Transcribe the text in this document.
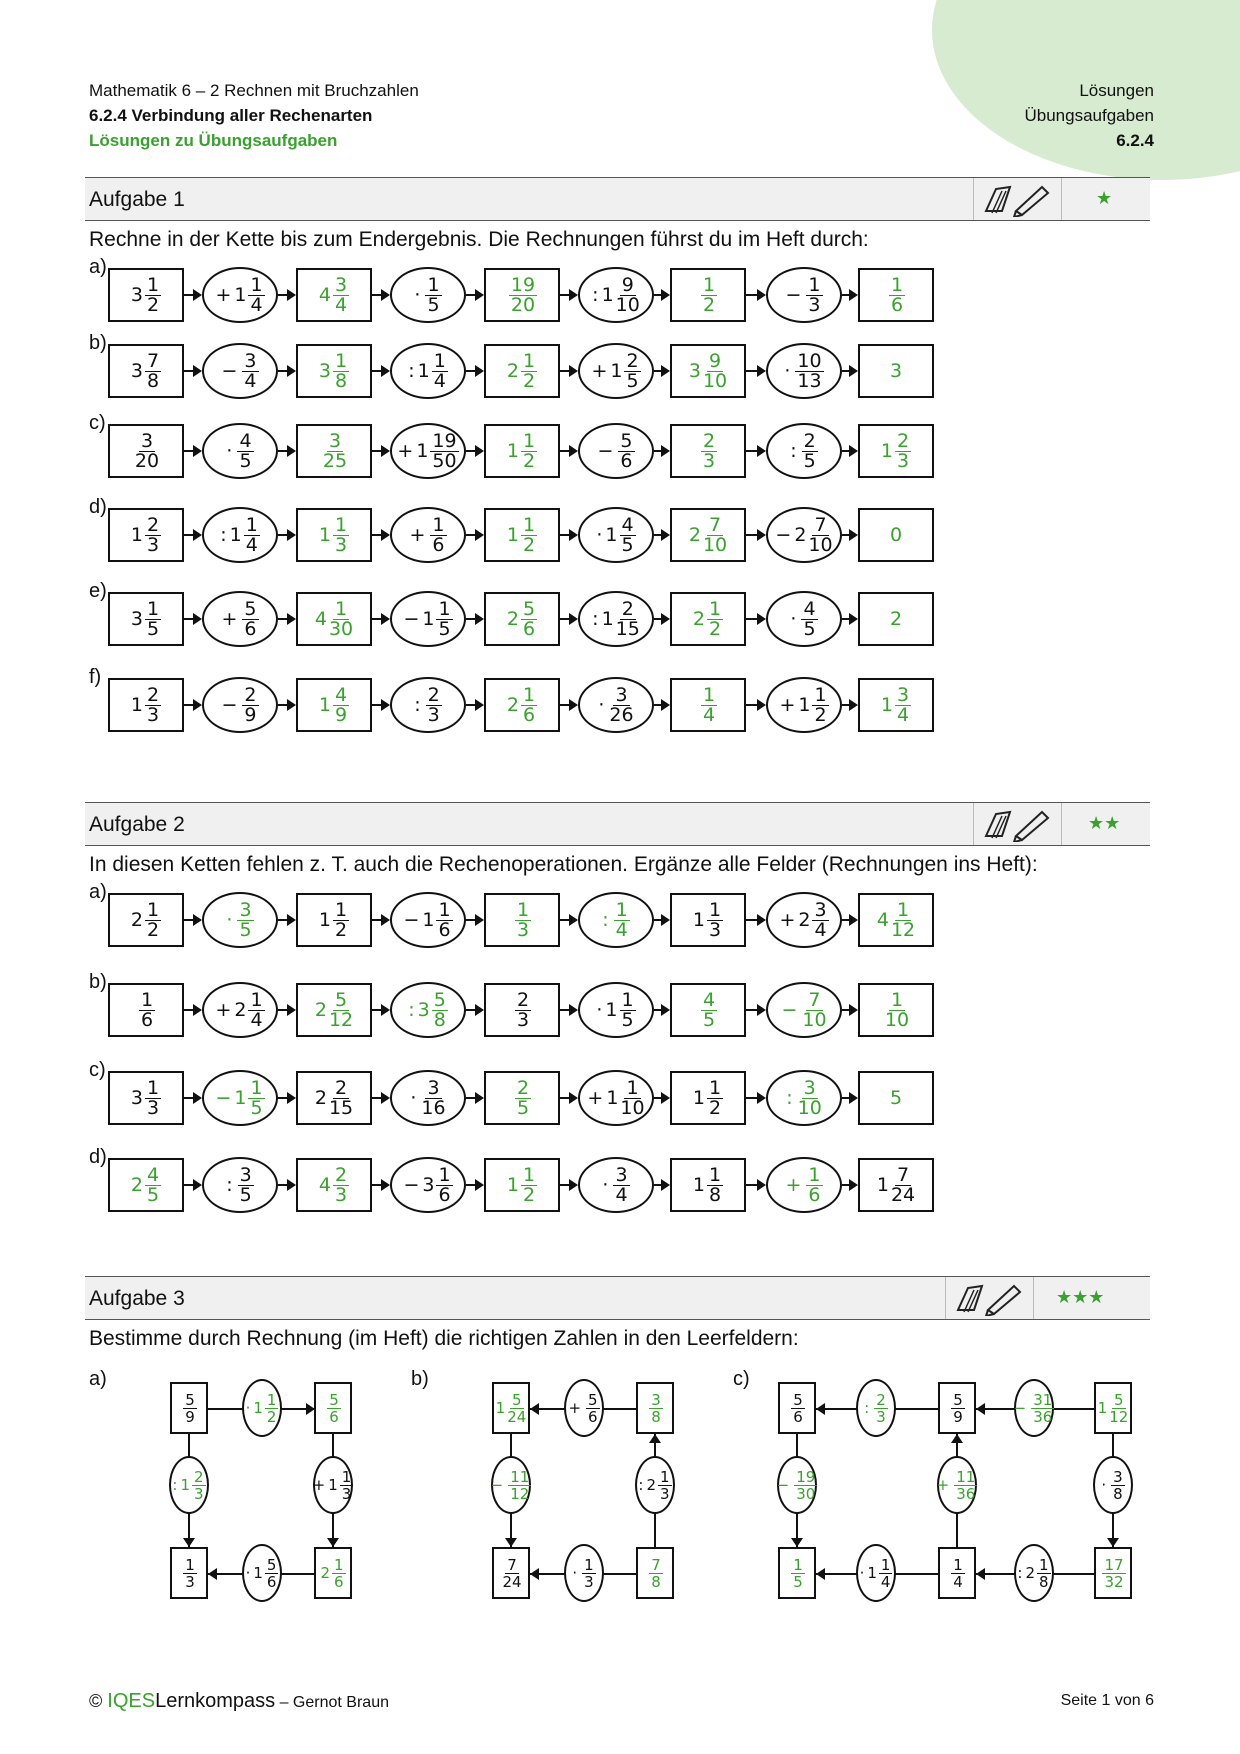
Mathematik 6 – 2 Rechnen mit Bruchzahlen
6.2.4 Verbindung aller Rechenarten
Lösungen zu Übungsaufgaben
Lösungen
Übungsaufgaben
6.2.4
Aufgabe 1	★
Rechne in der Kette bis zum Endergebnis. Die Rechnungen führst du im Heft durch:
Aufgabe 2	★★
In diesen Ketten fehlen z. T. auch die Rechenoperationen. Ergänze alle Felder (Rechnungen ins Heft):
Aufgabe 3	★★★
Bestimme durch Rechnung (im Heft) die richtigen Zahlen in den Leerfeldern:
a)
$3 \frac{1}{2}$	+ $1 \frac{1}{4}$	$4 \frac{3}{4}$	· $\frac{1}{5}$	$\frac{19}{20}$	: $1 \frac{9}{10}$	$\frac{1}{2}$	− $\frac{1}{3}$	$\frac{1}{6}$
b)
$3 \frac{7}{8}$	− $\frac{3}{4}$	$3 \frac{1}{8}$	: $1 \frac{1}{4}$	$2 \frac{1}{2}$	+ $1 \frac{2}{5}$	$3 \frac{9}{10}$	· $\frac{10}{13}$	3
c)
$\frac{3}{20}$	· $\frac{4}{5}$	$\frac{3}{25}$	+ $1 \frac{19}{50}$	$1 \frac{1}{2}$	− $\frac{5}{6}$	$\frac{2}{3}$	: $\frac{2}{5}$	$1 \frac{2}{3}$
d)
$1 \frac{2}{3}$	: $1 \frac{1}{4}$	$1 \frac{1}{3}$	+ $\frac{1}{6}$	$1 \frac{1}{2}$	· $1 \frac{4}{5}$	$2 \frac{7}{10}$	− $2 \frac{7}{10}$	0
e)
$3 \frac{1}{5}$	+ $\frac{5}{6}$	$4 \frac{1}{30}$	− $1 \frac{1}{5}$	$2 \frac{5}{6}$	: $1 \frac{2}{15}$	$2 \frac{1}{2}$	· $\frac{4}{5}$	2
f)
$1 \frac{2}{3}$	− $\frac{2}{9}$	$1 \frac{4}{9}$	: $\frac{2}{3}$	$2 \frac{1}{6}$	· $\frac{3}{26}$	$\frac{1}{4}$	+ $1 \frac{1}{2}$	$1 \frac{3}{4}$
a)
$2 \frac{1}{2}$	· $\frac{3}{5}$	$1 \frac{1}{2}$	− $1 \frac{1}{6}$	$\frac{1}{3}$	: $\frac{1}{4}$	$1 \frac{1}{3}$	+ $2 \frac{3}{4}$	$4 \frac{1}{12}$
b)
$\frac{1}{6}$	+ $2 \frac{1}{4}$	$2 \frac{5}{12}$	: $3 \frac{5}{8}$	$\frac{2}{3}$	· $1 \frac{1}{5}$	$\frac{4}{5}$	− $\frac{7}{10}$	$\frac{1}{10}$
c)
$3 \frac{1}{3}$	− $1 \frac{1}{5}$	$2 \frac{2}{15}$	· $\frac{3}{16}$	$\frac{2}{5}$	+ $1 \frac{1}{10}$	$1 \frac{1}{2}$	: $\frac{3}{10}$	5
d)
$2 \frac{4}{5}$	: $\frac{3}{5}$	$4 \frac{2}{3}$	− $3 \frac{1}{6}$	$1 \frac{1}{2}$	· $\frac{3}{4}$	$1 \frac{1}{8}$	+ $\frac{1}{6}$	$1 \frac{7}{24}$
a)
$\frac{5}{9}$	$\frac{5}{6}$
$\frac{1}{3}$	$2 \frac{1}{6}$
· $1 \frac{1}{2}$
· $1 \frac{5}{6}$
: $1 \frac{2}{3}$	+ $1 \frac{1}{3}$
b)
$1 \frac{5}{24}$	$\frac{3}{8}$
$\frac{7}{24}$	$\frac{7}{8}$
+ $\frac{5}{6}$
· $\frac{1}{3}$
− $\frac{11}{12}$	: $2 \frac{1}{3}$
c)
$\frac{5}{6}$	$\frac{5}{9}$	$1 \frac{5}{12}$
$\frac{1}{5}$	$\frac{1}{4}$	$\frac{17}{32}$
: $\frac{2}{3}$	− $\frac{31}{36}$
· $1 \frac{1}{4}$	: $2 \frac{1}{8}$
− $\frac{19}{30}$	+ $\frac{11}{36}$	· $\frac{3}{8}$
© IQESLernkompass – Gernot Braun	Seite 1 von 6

**DESCRIPTION OF THE TASK:** Pictures excluded, quote all the data above exactly.

**THE SOLUTION:**
Transcribe the text in this document.
Mathematik 6 – 2 Rechnen mit Bruchzahlen
6.2.4 Verbindung aller Rechenarten
Lösungen zu Übungsaufgaben
Lösungen
Übungsaufgaben
6.2.4
Aufgabe 1	★
Rechne in der Kette bis zum Endergebnis. Die Rechnungen führst du im Heft durch:
Aufgabe 2	★★
In diesen Ketten fehlen z. T. auch die Rechenoperationen. Ergänze alle Felder (Rechnungen ins Heft):
Aufgabe 3	★★★
Bestimme durch Rechnung (im Heft) die richtigen Zahlen in den Leerfeldern:
a)
$3 \frac{1}{2}$	+ $1 \frac{1}{4}$	$4 \frac{3}{4}$	· $\frac{1}{5}$	$\frac{19}{20}$	: $1 \frac{9}{10}$	$\frac{1}{2}$	− $\frac{1}{3}$	$\frac{1}{6}$
b)
$3 \frac{7}{8}$	− $\frac{3}{4}$	$3 \frac{1}{8}$	: $1 \frac{1}{4}$	$2 \frac{1}{2}$	+ $1 \frac{2}{5}$	$3 \frac{9}{10}$	· $\frac{10}{13}$	3
c)
$\frac{3}{20}$	· $\frac{4}{5}$	$\frac{3}{25}$	+ $1 \frac{19}{50}$	$1 \frac{1}{2}$	− $\frac{5}{6}$	$\frac{2}{3}$	: $\frac{2}{5}$	$1 \frac{2}{3}$
d)
$1 \frac{2}{3}$	: $1 \frac{1}{4}$	$1 \frac{1}{3}$	+ $\frac{1}{6}$	$1 \frac{1}{2}$	· $1 \frac{4}{5}$	$2 \frac{7}{10}$	− $2 \frac{7}{10}$	0
e)
$3 \frac{1}{5}$	+ $\frac{5}{6}$	$4 \frac{1}{30}$	− $1 \frac{1}{5}$	$2 \frac{5}{6}$	: $1 \frac{2}{15}$	$2 \frac{1}{2}$	· $\frac{4}{5}$	2
f)
$1 \frac{2}{3}$	− $\frac{2}{9}$	$1 \frac{4}{9}$	: $\frac{2}{3}$	$2 \frac{1}{6}$	· $\frac{3}{26}$	$\frac{1}{4}$	+ $1 \frac{1}{2}$	$1 \frac{3}{4}$
a)
$2 \frac{1}{2}$	· $\frac{3}{5}$	$1 \frac{1}{2}$	− $1 \frac{1}{6}$	$\frac{1}{3}$	: $\frac{1}{4}$	$1 \frac{1}{3}$	+ $2 \frac{3}{4}$	$4 \frac{1}{12}$
b)
$\frac{1}{6}$	+ $2 \frac{1}{4}$	$2 \frac{5}{12}$	: $3 \frac{5}{8}$	$\frac{2}{3}$	· $1 \frac{1}{5}$	$\frac{4}{5}$	− $\frac{7}{10}$	$\frac{1}{10}$
c)
$3 \frac{1}{3}$	− $1 \frac{1}{5}$	$2 \frac{2}{15}$	· $\frac{3}{16}$	$\frac{2}{5}$	+ $1 \frac{1}{10}$	$1 \frac{1}{2}$	: $\frac{3}{10}$	5
d)
$2 \frac{4}{5}$	: $\frac{3}{5}$	$4 \frac{2}{3}$	− $3 \frac{1}{6}$	$1 \frac{1}{2}$	· $\frac{3}{4}$	$1 \frac{1}{8}$	+ $\frac{1}{6}$	$1 \frac{7}{24}$
a)
$\frac{5}{9}$	$\frac{5}{6}$
$\frac{1}{3}$	$2 \frac{1}{6}$
· $1 \frac{1}{2}$
· $1 \frac{5}{6}$
: $1 \frac{2}{3}$	+ $1 \frac{1}{3}$
b)
$1 \frac{5}{24}$	$\frac{3}{8}$
$\frac{7}{24}$	$\frac{7}{8}$
+ $\frac{5}{6}$
· $\frac{1}{3}$
− $\frac{11}{12}$	: $2 \frac{1}{3}$
c)
$\frac{5}{6}$	$\frac{5}{9}$	$1 \frac{5}{12}$
$\frac{1}{5}$	$\frac{1}{4}$	$\frac{17}{32}$
: $\frac{2}{3}$	− $\frac{31}{36}$
· $1 \frac{1}{4}$	: $2 \frac{1}{8}$
− $\frac{19}{30}$	+ $\frac{11}{36}$	· $\frac{3}{8}$
© IQESLernkompass – Gernot Braun	Seite 1 von 6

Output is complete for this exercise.